Lift out all lines below that contain "text".

--- DATA IN THIS EXERCISE ---

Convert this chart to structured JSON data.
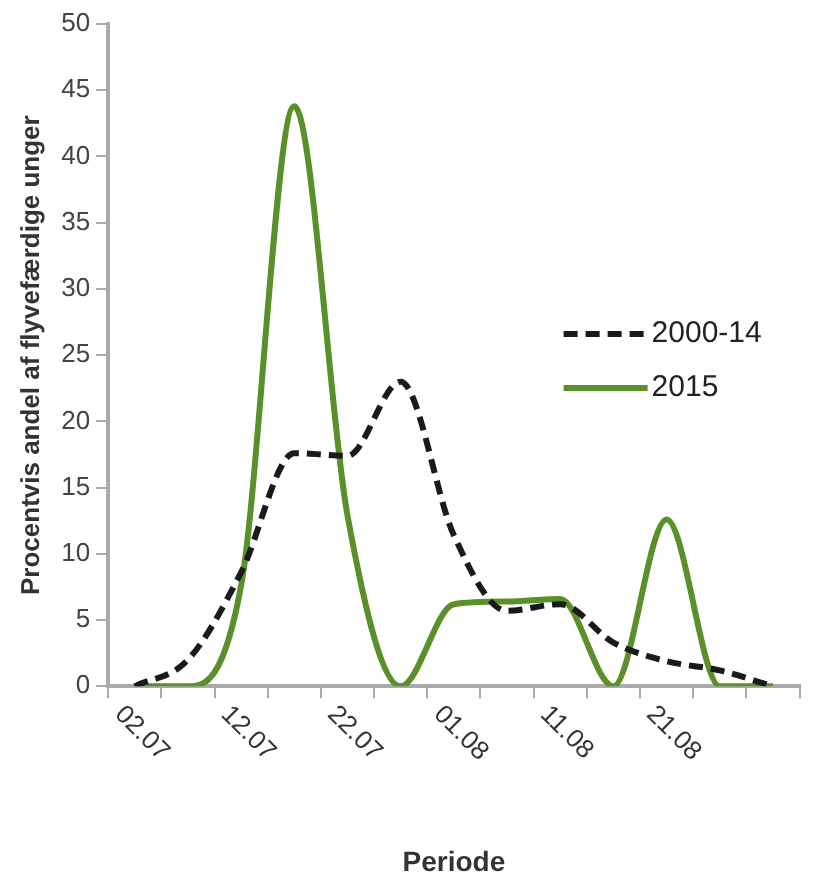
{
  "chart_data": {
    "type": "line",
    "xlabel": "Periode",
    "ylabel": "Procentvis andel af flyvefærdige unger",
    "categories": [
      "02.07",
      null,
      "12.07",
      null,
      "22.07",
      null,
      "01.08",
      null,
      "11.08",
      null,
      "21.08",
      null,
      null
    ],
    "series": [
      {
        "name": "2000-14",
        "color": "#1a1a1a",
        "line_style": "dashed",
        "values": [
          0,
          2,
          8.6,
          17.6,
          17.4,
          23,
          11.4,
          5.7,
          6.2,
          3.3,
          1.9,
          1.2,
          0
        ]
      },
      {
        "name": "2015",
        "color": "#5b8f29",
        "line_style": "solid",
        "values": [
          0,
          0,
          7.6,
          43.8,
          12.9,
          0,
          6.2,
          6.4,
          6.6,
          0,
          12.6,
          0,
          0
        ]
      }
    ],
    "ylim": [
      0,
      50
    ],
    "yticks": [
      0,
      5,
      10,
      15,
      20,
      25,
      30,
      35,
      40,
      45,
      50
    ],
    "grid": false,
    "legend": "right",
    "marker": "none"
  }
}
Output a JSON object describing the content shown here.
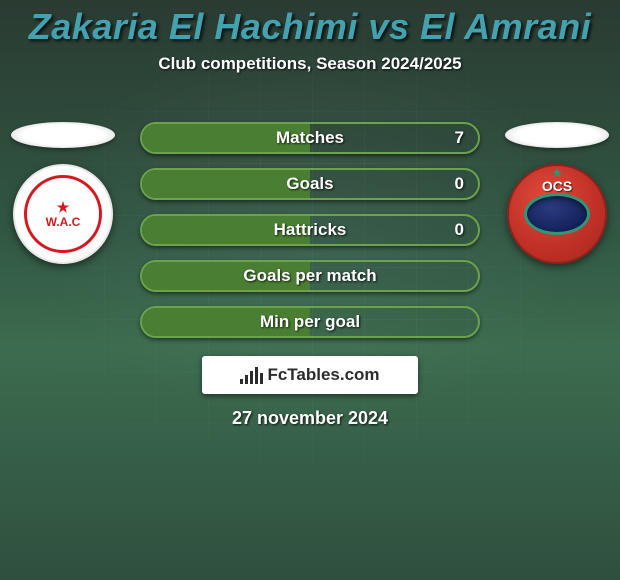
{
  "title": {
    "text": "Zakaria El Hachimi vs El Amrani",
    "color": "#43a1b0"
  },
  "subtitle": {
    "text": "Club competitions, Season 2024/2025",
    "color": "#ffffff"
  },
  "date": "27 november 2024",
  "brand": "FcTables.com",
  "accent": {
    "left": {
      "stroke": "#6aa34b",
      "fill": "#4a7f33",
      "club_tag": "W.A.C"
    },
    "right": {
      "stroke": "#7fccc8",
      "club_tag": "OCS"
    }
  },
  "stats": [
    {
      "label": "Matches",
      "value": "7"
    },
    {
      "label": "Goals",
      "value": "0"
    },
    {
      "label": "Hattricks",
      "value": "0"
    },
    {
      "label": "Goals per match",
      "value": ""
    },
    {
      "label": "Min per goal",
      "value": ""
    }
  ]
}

---
--- DATA IN THIS EXERCISE ---

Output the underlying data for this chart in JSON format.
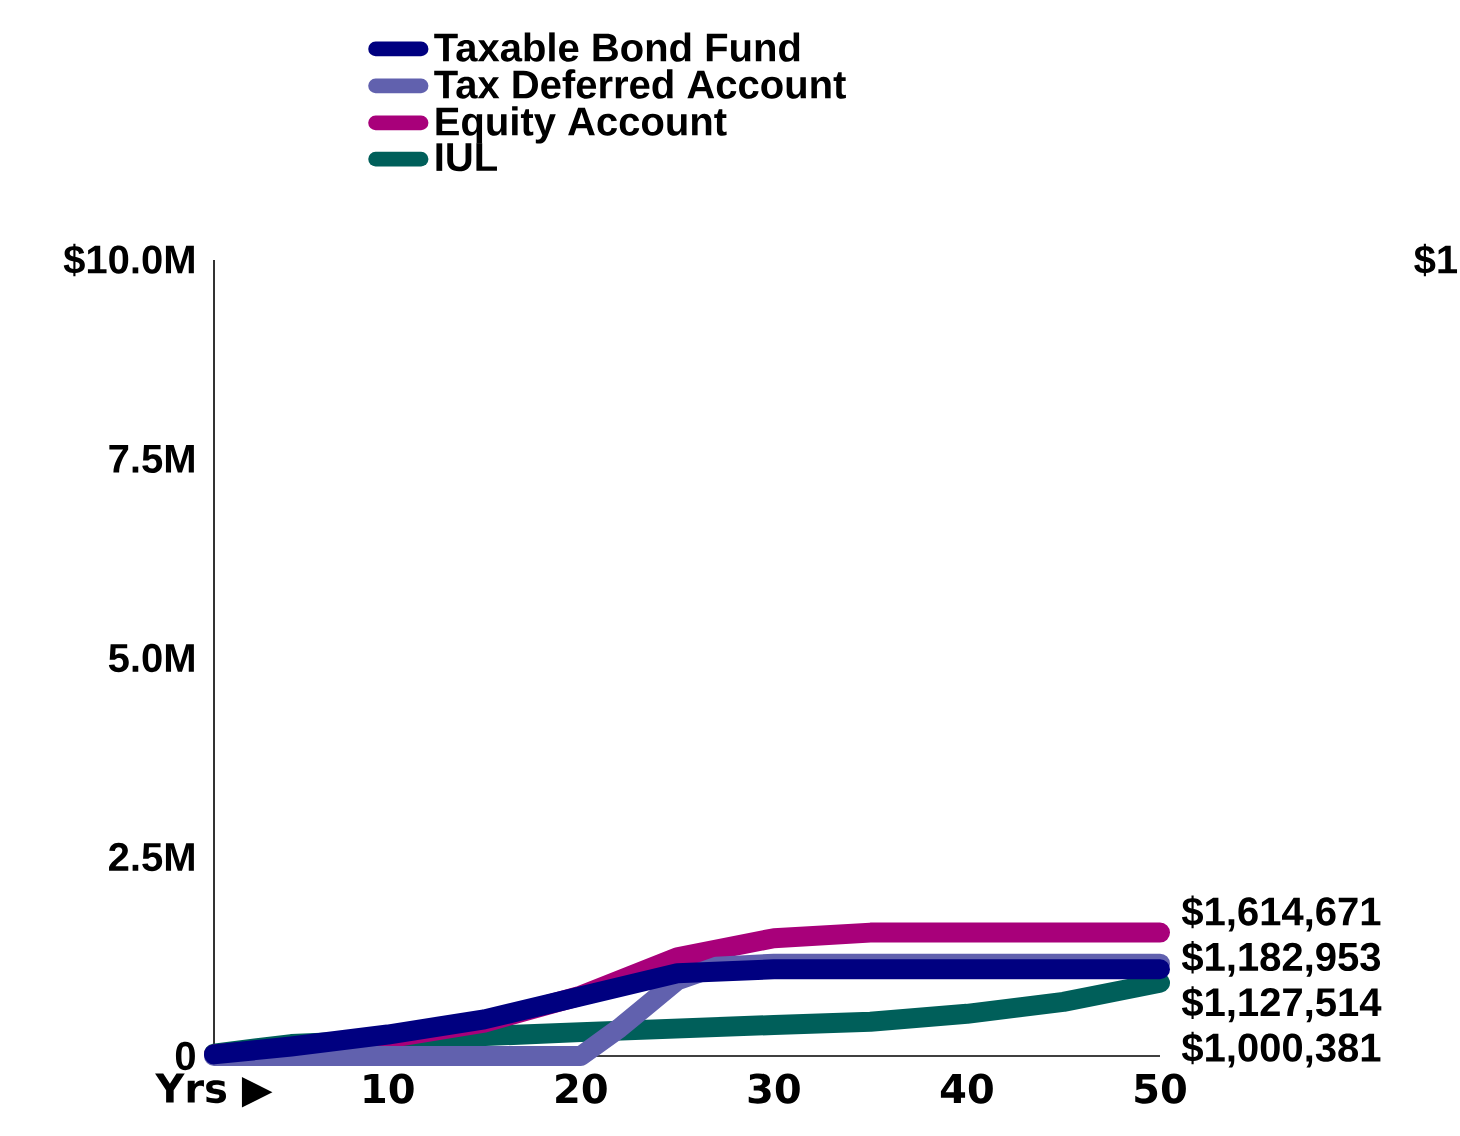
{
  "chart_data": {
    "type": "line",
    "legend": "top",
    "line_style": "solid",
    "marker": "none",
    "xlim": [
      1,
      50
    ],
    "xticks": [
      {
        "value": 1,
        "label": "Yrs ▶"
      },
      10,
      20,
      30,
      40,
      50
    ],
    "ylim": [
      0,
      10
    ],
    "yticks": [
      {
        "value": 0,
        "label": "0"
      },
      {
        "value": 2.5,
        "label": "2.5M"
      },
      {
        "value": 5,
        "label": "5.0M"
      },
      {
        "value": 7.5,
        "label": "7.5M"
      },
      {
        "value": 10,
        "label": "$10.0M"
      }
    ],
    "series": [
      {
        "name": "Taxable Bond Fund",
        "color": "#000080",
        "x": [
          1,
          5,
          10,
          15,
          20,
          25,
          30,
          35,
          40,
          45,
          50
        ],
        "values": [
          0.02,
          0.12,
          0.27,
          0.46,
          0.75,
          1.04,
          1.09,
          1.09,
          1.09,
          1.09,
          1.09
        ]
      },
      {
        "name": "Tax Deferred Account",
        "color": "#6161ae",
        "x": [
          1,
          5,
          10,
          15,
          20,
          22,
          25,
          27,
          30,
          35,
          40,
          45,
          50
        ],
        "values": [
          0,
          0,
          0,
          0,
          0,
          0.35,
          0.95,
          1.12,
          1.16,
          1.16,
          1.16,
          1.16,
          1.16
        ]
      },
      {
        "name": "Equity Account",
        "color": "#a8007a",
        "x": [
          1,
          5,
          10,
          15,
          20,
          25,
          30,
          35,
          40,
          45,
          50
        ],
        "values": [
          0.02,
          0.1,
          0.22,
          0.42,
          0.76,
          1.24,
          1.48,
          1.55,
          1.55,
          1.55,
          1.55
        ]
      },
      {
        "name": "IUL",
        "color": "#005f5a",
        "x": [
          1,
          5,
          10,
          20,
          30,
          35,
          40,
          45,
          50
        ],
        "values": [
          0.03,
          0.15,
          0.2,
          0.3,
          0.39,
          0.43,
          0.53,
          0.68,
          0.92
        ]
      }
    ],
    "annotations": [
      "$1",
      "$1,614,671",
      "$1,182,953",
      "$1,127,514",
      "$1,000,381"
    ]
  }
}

---

§ OUTPUT OF THE EXERCISE
    "text": "Zakaria El Hachimi vs El Amrani",
    "text": "Club competitions, Season 2024/2025",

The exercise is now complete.